## start EXCERPTED RECORDS
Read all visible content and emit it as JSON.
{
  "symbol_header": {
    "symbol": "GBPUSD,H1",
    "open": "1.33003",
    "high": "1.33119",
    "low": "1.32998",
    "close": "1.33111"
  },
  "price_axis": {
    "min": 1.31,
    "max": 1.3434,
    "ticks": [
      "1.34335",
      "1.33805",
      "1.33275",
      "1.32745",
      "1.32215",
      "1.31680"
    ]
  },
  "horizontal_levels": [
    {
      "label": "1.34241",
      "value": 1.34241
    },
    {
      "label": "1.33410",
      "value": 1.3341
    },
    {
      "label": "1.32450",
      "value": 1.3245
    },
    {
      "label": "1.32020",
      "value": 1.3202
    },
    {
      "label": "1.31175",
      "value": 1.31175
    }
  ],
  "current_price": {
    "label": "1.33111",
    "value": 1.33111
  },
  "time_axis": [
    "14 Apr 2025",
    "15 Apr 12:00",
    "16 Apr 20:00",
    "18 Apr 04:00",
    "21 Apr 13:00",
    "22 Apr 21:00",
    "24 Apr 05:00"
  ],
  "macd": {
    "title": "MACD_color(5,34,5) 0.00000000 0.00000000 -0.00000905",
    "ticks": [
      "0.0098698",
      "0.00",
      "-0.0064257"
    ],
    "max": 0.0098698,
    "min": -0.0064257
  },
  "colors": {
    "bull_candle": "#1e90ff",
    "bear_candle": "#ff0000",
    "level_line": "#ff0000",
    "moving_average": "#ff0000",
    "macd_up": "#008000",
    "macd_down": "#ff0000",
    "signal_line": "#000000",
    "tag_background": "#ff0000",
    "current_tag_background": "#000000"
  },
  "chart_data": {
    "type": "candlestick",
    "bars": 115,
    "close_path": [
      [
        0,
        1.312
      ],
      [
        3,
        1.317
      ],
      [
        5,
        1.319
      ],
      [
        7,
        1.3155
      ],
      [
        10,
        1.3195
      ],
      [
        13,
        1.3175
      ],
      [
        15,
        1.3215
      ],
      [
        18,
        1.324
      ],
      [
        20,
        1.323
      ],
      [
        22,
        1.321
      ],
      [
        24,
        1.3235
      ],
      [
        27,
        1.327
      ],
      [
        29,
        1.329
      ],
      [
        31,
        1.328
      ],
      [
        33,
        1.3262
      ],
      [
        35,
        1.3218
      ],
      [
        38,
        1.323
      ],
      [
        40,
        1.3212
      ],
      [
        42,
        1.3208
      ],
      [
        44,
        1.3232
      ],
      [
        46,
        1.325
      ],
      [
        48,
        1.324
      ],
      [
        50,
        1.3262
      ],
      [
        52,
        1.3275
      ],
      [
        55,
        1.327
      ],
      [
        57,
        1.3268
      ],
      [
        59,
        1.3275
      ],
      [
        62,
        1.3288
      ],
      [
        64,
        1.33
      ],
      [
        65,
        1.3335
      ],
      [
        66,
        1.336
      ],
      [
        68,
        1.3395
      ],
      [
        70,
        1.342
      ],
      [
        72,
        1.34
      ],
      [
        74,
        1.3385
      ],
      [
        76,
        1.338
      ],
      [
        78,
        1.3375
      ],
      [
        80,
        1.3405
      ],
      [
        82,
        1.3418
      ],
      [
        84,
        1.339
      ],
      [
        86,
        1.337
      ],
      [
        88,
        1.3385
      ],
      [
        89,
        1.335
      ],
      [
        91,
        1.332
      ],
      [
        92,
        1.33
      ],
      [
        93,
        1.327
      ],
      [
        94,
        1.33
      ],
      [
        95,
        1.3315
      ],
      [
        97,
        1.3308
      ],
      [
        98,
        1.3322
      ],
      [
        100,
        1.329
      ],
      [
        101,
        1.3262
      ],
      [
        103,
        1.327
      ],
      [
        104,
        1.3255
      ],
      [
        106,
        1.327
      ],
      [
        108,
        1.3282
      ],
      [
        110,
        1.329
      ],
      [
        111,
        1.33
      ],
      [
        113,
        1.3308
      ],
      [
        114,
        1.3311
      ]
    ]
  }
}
## end EXCERPTED RECORDS
PROBLEM DETAILS:
Set down each entry again, unchanged.

REPLY TO THE TASK:
Read all visible content and emit it as JSON.
{
  "symbol_header": {
    "symbol": "GBPUSD,H1",
    "open": "1.33003",
    "high": "1.33119",
    "low": "1.32998",
    "close": "1.33111"
  },
  "price_axis": {
    "min": 1.31,
    "max": 1.3434,
    "ticks": [
      "1.34335",
      "1.33805",
      "1.33275",
      "1.32745",
      "1.32215",
      "1.31680"
    ]
  },
  "horizontal_levels": [
    {
      "label": "1.34241",
      "value": 1.34241
    },
    {
      "label": "1.33410",
      "value": 1.3341
    },
    {
      "label": "1.32450",
      "value": 1.3245
    },
    {
      "label": "1.32020",
      "value": 1.3202
    },
    {
      "label": "1.31175",
      "value": 1.31175
    }
  ],
  "current_price": {
    "label": "1.33111",
    "value": 1.33111
  },
  "time_axis": [
    "14 Apr 2025",
    "15 Apr 12:00",
    "16 Apr 20:00",
    "18 Apr 04:00",
    "21 Apr 13:00",
    "22 Apr 21:00",
    "24 Apr 05:00"
  ],
  "macd": {
    "title": "MACD_color(5,34,5) 0.00000000 0.00000000 -0.00000905",
    "ticks": [
      "0.0098698",
      "0.00",
      "-0.0064257"
    ],
    "max": 0.0098698,
    "min": -0.0064257
  },
  "colors": {
    "bull_candle": "#1e90ff",
    "bear_candle": "#ff0000",
    "level_line": "#ff0000",
    "moving_average": "#ff0000",
    "macd_up": "#008000",
    "macd_down": "#ff0000",
    "signal_line": "#000000",
    "tag_background": "#ff0000",
    "current_tag_background": "#000000"
  },
  "chart_data": {
    "type": "candlestick",
    "bars": 115,
    "close_path": [
      [
        0,
        1.312
      ],
      [
        3,
        1.317
      ],
      [
        5,
        1.319
      ],
      [
        7,
        1.3155
      ],
      [
        10,
        1.3195
      ],
      [
        13,
        1.3175
      ],
      [
        15,
        1.3215
      ],
      [
        18,
        1.324
      ],
      [
        20,
        1.323
      ],
      [
        22,
        1.321
      ],
      [
        24,
        1.3235
      ],
      [
        27,
        1.327
      ],
      [
        29,
        1.329
      ],
      [
        31,
        1.328
      ],
      [
        33,
        1.3262
      ],
      [
        35,
        1.3218
      ],
      [
        38,
        1.323
      ],
      [
        40,
        1.3212
      ],
      [
        42,
        1.3208
      ],
      [
        44,
        1.3232
      ],
      [
        46,
        1.325
      ],
      [
        48,
        1.324
      ],
      [
        50,
        1.3262
      ],
      [
        52,
        1.3275
      ],
      [
        55,
        1.327
      ],
      [
        57,
        1.3268
      ],
      [
        59,
        1.3275
      ],
      [
        62,
        1.3288
      ],
      [
        64,
        1.33
      ],
      [
        65,
        1.3335
      ],
      [
        66,
        1.336
      ],
      [
        68,
        1.3395
      ],
      [
        70,
        1.342
      ],
      [
        72,
        1.34
      ],
      [
        74,
        1.3385
      ],
      [
        76,
        1.338
      ],
      [
        78,
        1.3375
      ],
      [
        80,
        1.3405
      ],
      [
        82,
        1.3418
      ],
      [
        84,
        1.339
      ],
      [
        86,
        1.337
      ],
      [
        88,
        1.3385
      ],
      [
        89,
        1.335
      ],
      [
        91,
        1.332
      ],
      [
        92,
        1.33
      ],
      [
        93,
        1.327
      ],
      [
        94,
        1.33
      ],
      [
        95,
        1.3315
      ],
      [
        97,
        1.3308
      ],
      [
        98,
        1.3322
      ],
      [
        100,
        1.329
      ],
      [
        101,
        1.3262
      ],
      [
        103,
        1.327
      ],
      [
        104,
        1.3255
      ],
      [
        106,
        1.327
      ],
      [
        108,
        1.3282
      ],
      [
        110,
        1.329
      ],
      [
        111,
        1.33
      ],
      [
        113,
        1.3308
      ],
      [
        114,
        1.3311
      ]
    ]
  }
}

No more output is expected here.